[Data excerpts]
═══
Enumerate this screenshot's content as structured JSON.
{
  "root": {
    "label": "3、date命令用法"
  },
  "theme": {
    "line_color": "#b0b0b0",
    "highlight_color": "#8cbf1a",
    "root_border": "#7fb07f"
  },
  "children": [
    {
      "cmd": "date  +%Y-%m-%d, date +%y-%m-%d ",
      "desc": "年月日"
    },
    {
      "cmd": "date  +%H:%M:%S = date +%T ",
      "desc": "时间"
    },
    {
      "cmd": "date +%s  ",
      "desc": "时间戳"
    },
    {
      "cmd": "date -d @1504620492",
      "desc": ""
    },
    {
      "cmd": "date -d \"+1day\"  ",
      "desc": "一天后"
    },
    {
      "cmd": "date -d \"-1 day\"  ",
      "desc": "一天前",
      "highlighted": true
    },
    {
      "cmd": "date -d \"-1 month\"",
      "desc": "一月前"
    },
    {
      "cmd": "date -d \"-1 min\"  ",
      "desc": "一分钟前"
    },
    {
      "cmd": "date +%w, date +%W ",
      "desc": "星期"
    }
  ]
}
═══
JOB
Write out all the records above again, exactly as they stand.

WRITTEN ANSWER
Enumerate this screenshot's content as structured JSON.
{
  "root": {
    "label": "3、date命令用法"
  },
  "theme": {
    "line_color": "#b0b0b0",
    "highlight_color": "#8cbf1a",
    "root_border": "#7fb07f"
  },
  "children": [
    {
      "cmd": "date  +%Y-%m-%d, date +%y-%m-%d ",
      "desc": "年月日"
    },
    {
      "cmd": "date  +%H:%M:%S = date +%T ",
      "desc": "时间"
    },
    {
      "cmd": "date +%s  ",
      "desc": "时间戳"
    },
    {
      "cmd": "date -d @1504620492",
      "desc": ""
    },
    {
      "cmd": "date -d \"+1day\"  ",
      "desc": "一天后"
    },
    {
      "cmd": "date -d \"-1 day\"  ",
      "desc": "一天前",
      "highlighted": true
    },
    {
      "cmd": "date -d \"-1 month\"",
      "desc": "一月前"
    },
    {
      "cmd": "date -d \"-1 min\"  ",
      "desc": "一分钟前"
    },
    {
      "cmd": "date +%w, date +%W ",
      "desc": "星期"
    }
  ]
}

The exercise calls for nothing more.